**Aim of the exercise**
Keep the pictures out and restate every record exactly.

Records excerpted from a collection:
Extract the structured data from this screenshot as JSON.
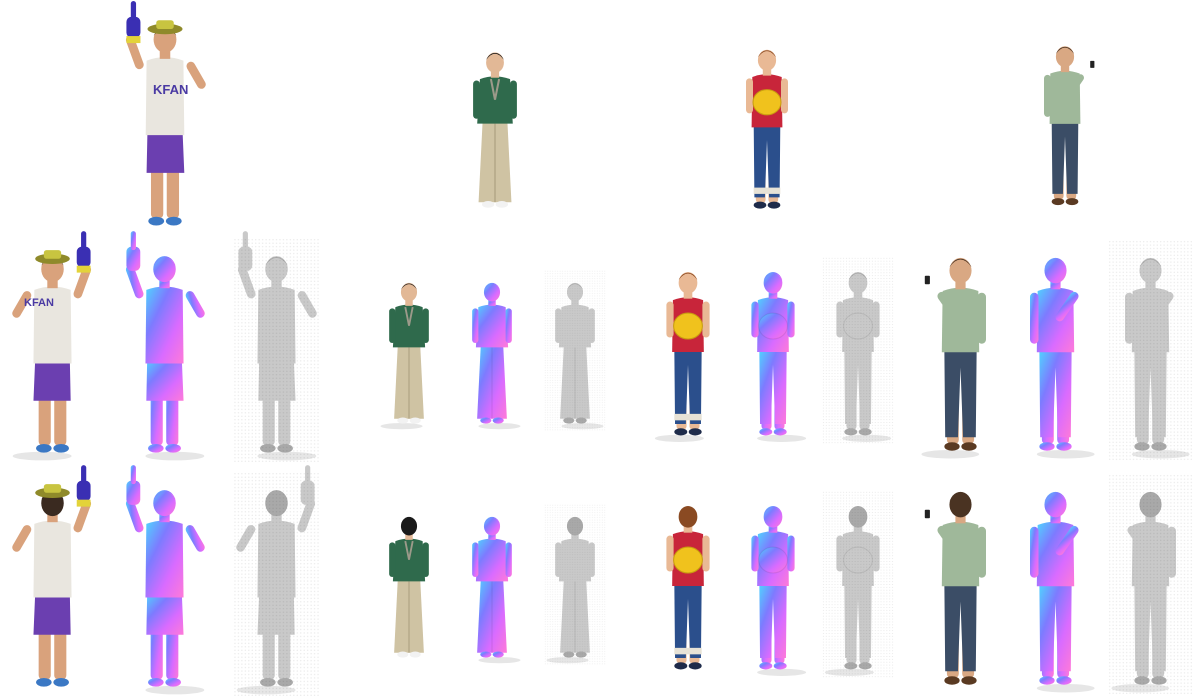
{
  "figure": {
    "rows": [
      "input",
      "novel-view-front",
      "novel-view-back"
    ],
    "styles": {
      "normal_grad": [
        "#4fd6ff",
        "#7d7bff",
        "#d96bff",
        "#ff7ad8"
      ],
      "mesh_grey": "#c9c9c9",
      "mesh_grey_dark": "#a9a9a9",
      "shadow": "#e6e6e6"
    },
    "subjects": [
      {
        "id": "fan",
        "shirt_text": "KFAN",
        "colors": {
          "skin": "#d9a27c",
          "shirt": "#e9e6df",
          "pants": "#6b3fb0",
          "shoe": "#3b78c4",
          "hat": "#8f8a2a",
          "hat_band": "#c8c440",
          "glove": "#3a2fb3",
          "glove_cuff": "#e3d33a",
          "hair": "#3a2a20"
        }
      },
      {
        "id": "kimono-child",
        "colors": {
          "skin": "#e2b896",
          "shirt": "#2f6a4c",
          "pants": "#cfc3a3",
          "shoe": "#f2f2f2",
          "hair": "#1a1a1a",
          "accent": "#9c9a8a"
        }
      },
      {
        "id": "straw-hat-child",
        "colors": {
          "skin": "#e9b995",
          "shirt": "#c8253a",
          "pants": "#2b4f8c",
          "shoe": "#1e2b4a",
          "hat": "#f0c21d",
          "hair": "#8a4a22",
          "cuff": "#e7e2d6"
        }
      },
      {
        "id": "phone-man",
        "colors": {
          "skin": "#d9a883",
          "shirt": "#9fb89a",
          "pants": "#3b4d66",
          "shoe": "#5a3a22",
          "hair": "#4a3322",
          "phone": "#222222"
        }
      }
    ]
  }
}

**Solution to this exercise**
Extract the structured data from this screenshot as JSON.
{
  "figure": {
    "rows": [
      "input",
      "novel-view-front",
      "novel-view-back"
    ],
    "styles": {
      "normal_grad": [
        "#4fd6ff",
        "#7d7bff",
        "#d96bff",
        "#ff7ad8"
      ],
      "mesh_grey": "#c9c9c9",
      "mesh_grey_dark": "#a9a9a9",
      "shadow": "#e6e6e6"
    },
    "subjects": [
      {
        "id": "fan",
        "shirt_text": "KFAN",
        "colors": {
          "skin": "#d9a27c",
          "shirt": "#e9e6df",
          "pants": "#6b3fb0",
          "shoe": "#3b78c4",
          "hat": "#8f8a2a",
          "hat_band": "#c8c440",
          "glove": "#3a2fb3",
          "glove_cuff": "#e3d33a",
          "hair": "#3a2a20"
        }
      },
      {
        "id": "kimono-child",
        "colors": {
          "skin": "#e2b896",
          "shirt": "#2f6a4c",
          "pants": "#cfc3a3",
          "shoe": "#f2f2f2",
          "hair": "#1a1a1a",
          "accent": "#9c9a8a"
        }
      },
      {
        "id": "straw-hat-child",
        "colors": {
          "skin": "#e9b995",
          "shirt": "#c8253a",
          "pants": "#2b4f8c",
          "shoe": "#1e2b4a",
          "hat": "#f0c21d",
          "hair": "#8a4a22",
          "cuff": "#e7e2d6"
        }
      },
      {
        "id": "phone-man",
        "colors": {
          "skin": "#d9a883",
          "shirt": "#9fb89a",
          "pants": "#3b4d66",
          "shoe": "#5a3a22",
          "hair": "#4a3322",
          "phone": "#222222"
        }
      }
    ]
  }
}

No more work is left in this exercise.